■ WRITTEN EXERCISE
Please give only the number of lines in the records below that contain the string "新建任务", counting a match only when the case is the same.

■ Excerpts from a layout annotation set
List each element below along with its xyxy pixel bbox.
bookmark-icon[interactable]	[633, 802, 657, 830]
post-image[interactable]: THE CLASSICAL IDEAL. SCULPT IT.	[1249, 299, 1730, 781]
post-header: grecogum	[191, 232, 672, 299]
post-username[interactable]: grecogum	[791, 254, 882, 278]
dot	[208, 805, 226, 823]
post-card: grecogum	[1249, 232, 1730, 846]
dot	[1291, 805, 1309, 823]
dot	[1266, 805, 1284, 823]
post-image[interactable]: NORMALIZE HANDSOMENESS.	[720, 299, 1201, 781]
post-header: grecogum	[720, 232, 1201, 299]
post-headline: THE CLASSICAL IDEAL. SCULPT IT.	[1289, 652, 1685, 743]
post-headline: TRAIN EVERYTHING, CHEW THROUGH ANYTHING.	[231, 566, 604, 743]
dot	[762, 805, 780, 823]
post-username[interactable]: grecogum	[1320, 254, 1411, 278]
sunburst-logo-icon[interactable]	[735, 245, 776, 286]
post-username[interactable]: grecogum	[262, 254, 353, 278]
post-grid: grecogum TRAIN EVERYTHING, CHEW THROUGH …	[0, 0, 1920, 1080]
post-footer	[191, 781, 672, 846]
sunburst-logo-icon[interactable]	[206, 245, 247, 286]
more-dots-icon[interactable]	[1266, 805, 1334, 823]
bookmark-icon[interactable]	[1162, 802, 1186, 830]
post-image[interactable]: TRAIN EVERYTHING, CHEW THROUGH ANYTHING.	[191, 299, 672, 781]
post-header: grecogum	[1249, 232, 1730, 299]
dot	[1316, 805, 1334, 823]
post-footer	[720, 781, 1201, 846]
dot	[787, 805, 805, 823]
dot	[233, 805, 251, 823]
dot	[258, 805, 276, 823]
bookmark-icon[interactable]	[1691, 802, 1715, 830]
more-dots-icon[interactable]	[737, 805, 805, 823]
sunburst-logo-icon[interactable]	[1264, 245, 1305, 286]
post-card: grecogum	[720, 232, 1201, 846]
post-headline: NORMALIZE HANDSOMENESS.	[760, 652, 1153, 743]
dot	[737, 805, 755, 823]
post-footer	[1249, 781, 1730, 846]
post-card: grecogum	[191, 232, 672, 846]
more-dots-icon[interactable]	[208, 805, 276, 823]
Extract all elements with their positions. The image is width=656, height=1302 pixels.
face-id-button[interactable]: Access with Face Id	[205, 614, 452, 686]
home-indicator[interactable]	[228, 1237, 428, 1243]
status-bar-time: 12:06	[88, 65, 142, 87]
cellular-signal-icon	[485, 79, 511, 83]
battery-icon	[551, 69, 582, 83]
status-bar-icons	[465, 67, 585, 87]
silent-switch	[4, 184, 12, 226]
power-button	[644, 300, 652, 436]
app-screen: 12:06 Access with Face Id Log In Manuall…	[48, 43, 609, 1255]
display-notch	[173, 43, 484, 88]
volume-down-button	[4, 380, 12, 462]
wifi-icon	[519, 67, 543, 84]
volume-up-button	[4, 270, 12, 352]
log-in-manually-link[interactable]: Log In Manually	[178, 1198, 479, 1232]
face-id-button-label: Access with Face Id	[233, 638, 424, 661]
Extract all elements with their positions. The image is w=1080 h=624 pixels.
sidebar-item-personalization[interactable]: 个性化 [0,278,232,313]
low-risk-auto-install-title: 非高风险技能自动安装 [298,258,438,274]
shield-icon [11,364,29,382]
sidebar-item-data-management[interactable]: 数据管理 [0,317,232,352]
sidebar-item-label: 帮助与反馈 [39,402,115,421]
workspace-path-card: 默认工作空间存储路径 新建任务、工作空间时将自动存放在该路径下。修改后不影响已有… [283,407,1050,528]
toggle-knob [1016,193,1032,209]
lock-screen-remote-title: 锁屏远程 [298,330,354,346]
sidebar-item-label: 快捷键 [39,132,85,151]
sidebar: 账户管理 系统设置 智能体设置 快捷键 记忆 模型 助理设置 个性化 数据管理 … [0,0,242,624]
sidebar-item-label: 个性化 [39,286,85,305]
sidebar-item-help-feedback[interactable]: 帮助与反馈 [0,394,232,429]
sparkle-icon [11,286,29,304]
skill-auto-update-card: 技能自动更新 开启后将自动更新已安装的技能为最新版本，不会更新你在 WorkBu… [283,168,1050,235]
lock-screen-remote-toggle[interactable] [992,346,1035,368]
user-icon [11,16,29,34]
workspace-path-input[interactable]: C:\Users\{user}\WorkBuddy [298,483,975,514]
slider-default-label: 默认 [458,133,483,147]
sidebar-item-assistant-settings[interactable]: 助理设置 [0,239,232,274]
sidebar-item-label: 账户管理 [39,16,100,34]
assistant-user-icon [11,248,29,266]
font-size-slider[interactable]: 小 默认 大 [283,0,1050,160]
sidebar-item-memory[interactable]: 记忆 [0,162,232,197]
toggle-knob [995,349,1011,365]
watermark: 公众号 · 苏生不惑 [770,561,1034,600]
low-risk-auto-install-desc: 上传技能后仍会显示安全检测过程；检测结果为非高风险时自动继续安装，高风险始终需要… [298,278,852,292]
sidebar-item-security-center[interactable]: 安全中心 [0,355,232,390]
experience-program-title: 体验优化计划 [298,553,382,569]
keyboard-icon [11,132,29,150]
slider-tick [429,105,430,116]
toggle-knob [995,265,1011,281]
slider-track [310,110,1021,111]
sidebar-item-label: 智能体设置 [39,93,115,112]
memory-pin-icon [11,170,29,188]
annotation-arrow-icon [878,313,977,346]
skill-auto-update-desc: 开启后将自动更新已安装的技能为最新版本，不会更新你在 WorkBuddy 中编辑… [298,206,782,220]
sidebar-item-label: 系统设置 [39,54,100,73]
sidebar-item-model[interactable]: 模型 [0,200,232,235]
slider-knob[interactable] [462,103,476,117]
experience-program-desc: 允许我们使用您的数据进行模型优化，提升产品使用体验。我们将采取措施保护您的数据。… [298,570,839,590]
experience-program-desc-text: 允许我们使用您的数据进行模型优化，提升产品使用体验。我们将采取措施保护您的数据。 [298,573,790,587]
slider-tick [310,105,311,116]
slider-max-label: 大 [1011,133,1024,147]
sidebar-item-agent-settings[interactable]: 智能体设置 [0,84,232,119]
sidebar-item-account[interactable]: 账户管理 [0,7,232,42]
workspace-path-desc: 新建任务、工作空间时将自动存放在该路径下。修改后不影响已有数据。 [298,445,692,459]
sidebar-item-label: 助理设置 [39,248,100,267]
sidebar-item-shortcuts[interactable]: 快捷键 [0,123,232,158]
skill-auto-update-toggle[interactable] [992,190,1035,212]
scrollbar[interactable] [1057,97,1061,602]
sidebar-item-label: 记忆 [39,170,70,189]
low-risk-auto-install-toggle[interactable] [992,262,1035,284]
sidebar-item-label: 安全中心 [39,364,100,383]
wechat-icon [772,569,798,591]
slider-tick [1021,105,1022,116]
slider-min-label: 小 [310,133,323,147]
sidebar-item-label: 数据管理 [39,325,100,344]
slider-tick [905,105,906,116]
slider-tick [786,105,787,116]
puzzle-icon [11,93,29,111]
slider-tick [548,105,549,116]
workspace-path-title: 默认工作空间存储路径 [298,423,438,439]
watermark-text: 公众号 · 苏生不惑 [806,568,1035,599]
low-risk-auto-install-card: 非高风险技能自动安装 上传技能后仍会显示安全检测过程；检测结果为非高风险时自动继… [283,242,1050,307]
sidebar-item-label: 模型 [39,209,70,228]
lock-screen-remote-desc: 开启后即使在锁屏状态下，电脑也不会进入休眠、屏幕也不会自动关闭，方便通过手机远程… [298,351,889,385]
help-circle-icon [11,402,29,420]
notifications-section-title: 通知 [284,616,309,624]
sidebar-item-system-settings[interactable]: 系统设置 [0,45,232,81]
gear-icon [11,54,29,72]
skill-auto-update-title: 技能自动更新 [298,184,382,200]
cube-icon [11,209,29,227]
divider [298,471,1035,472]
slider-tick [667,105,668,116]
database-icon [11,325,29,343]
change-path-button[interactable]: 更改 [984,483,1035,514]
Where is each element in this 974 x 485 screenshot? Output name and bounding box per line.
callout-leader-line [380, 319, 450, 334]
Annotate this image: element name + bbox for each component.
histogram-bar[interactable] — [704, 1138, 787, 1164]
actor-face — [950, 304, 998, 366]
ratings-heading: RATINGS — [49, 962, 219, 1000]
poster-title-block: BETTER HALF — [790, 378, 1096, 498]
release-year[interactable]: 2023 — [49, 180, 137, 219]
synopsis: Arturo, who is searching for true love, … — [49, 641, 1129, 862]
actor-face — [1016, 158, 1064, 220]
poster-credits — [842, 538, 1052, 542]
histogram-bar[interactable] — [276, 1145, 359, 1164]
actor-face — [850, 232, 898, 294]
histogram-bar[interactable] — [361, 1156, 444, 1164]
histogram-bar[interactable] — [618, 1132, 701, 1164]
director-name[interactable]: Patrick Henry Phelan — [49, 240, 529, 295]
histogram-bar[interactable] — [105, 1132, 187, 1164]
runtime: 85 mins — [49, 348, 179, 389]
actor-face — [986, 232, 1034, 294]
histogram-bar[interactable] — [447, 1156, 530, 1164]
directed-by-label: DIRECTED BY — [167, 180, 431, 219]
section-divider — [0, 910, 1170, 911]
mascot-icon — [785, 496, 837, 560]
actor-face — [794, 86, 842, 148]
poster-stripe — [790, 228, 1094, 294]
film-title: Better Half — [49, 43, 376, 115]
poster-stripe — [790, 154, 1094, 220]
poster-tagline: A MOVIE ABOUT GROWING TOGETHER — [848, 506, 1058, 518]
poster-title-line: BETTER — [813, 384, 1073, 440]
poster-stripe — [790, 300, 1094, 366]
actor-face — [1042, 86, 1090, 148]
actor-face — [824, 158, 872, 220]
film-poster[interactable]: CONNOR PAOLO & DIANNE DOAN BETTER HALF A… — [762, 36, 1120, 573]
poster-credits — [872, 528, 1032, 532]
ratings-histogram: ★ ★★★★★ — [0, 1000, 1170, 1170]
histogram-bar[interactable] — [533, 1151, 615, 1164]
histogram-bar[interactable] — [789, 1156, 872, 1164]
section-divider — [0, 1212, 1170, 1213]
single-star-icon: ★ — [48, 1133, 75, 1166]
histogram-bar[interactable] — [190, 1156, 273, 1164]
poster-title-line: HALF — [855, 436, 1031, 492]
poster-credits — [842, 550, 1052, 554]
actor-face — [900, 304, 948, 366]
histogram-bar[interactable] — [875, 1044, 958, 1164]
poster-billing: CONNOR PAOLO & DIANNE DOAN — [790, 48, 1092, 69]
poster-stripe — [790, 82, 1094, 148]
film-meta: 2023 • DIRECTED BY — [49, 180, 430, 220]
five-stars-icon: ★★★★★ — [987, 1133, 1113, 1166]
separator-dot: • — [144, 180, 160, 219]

■ RESULT FOR THIS TASK
2